Extracted data entries:

^^^^^^^^

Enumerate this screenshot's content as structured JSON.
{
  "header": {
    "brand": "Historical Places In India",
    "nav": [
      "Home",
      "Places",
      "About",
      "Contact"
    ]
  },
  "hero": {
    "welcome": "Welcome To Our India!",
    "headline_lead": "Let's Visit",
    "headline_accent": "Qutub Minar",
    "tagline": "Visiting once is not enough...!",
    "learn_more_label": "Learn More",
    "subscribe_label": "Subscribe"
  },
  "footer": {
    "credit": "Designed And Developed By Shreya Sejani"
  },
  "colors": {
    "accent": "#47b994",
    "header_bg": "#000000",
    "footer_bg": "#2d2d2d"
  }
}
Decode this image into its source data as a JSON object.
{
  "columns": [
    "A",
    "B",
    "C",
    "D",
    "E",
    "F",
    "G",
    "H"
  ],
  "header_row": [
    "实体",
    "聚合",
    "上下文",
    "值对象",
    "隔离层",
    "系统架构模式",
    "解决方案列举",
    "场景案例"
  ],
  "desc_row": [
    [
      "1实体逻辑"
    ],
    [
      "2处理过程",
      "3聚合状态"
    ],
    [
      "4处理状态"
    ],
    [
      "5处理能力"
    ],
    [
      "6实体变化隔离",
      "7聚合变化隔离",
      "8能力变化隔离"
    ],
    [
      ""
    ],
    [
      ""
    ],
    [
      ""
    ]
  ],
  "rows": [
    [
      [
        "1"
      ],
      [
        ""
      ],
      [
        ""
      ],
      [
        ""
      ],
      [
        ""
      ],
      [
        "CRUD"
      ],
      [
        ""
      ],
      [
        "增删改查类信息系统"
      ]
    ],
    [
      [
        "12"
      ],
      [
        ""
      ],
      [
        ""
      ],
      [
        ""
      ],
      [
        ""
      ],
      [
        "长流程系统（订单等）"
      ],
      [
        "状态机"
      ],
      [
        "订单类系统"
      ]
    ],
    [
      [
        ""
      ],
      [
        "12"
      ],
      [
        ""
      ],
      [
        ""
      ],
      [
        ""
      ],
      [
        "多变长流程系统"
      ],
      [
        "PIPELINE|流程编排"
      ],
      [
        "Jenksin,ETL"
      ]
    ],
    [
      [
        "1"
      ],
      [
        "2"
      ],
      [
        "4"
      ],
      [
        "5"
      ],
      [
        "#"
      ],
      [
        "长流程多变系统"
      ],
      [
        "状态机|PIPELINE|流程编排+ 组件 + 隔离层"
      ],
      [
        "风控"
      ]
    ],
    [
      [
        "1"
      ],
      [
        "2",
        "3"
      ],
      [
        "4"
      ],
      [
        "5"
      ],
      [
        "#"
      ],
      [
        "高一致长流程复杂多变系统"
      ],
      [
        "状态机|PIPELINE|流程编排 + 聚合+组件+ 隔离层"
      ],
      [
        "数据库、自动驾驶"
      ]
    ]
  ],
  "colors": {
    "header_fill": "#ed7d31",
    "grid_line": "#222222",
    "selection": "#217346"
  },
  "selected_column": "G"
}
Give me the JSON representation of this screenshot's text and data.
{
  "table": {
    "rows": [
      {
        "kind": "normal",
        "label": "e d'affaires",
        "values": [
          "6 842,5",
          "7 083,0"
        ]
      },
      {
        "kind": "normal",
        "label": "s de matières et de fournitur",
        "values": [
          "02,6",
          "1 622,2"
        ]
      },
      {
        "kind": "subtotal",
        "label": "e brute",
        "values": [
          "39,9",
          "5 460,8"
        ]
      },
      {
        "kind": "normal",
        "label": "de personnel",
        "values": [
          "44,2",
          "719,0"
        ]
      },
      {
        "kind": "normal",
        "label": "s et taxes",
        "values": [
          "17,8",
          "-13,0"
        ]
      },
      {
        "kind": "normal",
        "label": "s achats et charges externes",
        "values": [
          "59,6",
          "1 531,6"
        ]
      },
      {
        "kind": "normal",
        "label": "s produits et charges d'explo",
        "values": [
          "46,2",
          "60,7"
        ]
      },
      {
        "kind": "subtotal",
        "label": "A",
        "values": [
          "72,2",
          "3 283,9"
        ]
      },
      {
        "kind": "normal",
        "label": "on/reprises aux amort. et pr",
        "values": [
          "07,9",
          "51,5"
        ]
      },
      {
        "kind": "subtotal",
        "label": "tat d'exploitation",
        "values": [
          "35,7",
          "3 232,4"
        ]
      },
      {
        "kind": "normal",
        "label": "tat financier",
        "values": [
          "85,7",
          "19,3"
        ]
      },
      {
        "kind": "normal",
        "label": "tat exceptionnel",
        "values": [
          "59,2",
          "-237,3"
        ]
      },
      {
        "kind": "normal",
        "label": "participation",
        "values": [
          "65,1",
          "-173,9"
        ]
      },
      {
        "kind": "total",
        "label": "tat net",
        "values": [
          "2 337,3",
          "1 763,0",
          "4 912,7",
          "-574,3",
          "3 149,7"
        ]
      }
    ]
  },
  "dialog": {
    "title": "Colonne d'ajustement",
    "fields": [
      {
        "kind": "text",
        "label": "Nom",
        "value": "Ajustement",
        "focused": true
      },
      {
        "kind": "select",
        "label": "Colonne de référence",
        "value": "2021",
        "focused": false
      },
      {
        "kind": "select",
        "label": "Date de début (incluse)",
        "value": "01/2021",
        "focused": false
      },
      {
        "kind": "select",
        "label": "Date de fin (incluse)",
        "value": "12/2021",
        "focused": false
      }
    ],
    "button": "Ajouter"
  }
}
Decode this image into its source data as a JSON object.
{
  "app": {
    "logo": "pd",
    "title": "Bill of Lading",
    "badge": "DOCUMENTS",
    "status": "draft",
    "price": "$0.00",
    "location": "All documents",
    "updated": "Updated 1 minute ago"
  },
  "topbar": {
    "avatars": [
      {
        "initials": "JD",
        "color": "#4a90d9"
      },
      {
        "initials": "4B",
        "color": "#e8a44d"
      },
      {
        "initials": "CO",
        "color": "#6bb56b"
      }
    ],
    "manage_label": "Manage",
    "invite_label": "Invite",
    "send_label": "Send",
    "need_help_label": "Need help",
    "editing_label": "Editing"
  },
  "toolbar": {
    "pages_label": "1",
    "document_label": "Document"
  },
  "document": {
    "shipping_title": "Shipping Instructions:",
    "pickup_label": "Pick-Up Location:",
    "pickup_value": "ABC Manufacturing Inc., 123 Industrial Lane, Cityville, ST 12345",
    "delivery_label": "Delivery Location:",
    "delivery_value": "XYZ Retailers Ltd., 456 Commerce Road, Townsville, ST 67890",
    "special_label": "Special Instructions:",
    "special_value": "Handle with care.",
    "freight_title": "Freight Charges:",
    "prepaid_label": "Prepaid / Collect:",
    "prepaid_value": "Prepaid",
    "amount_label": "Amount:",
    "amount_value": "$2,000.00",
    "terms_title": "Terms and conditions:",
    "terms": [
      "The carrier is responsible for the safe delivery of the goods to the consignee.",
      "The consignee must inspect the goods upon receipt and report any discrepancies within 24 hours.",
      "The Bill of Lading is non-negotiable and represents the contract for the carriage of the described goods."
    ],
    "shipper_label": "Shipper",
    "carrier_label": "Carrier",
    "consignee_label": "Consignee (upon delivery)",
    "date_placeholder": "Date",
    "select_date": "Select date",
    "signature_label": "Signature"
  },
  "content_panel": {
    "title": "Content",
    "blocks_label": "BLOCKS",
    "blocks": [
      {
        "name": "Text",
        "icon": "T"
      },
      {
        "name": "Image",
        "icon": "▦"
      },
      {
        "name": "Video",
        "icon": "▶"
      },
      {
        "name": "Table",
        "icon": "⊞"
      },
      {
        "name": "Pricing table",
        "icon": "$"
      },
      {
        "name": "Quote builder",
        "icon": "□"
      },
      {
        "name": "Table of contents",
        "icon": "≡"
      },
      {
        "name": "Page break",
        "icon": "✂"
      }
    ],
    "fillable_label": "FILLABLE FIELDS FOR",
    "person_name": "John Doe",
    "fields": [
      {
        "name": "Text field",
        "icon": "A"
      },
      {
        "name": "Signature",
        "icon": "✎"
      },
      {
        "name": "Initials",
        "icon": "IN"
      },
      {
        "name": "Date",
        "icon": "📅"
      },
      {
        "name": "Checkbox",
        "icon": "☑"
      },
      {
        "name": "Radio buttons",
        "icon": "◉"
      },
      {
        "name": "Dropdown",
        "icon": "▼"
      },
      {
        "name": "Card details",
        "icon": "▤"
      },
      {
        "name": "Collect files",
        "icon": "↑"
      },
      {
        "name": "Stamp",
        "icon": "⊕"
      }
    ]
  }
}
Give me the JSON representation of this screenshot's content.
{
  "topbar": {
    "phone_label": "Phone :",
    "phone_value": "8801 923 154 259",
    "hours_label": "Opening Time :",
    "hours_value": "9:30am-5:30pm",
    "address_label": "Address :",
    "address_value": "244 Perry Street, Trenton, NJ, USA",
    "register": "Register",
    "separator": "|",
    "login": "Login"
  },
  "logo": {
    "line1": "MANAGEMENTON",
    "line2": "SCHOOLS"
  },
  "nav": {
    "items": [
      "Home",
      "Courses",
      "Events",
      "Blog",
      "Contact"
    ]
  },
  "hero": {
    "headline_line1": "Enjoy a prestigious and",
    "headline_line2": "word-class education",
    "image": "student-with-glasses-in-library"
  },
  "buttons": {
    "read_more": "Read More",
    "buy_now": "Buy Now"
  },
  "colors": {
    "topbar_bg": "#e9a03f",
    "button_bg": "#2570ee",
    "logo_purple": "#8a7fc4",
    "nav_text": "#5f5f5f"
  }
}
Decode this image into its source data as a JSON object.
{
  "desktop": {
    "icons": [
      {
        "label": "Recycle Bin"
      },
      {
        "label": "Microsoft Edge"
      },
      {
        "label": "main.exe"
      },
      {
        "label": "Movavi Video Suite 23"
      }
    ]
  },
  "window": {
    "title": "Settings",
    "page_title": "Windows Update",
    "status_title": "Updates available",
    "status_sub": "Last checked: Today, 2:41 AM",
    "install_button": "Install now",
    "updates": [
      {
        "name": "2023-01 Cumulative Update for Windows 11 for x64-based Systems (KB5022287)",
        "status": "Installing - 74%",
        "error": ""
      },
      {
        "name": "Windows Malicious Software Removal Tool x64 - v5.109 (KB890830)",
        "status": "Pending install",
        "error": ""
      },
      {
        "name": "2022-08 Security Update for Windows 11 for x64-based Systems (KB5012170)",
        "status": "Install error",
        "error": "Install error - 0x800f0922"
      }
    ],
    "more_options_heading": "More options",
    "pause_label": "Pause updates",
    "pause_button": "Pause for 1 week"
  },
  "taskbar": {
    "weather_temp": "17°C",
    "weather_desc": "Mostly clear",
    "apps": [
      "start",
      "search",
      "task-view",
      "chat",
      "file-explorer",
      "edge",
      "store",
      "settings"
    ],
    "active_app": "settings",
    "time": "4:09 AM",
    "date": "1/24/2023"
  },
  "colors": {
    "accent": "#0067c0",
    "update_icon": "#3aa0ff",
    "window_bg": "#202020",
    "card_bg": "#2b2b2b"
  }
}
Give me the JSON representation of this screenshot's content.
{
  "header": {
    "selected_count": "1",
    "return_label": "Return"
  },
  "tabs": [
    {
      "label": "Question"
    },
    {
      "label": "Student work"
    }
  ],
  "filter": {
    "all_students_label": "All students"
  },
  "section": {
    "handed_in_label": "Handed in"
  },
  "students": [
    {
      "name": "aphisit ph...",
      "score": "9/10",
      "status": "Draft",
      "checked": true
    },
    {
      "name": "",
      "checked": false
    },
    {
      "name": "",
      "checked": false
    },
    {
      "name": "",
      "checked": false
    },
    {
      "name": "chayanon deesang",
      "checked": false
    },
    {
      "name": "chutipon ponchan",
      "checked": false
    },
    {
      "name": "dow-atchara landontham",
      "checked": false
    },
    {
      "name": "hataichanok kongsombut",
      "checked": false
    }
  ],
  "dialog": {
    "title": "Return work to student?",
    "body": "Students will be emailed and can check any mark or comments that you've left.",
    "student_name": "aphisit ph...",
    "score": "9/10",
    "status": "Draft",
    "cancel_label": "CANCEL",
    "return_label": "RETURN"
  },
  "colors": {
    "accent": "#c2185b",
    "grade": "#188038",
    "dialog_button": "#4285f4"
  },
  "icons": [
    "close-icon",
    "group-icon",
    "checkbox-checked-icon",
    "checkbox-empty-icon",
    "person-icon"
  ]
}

^^^^^^^^

• _Task requirements_
Filter for "Lading". Return all lines that hold it.

• _Output of the task_
    "title": "Bill of Lading",
      "The Bill of Lading is non-negotiable and represents the contract for the carriage of the described goods."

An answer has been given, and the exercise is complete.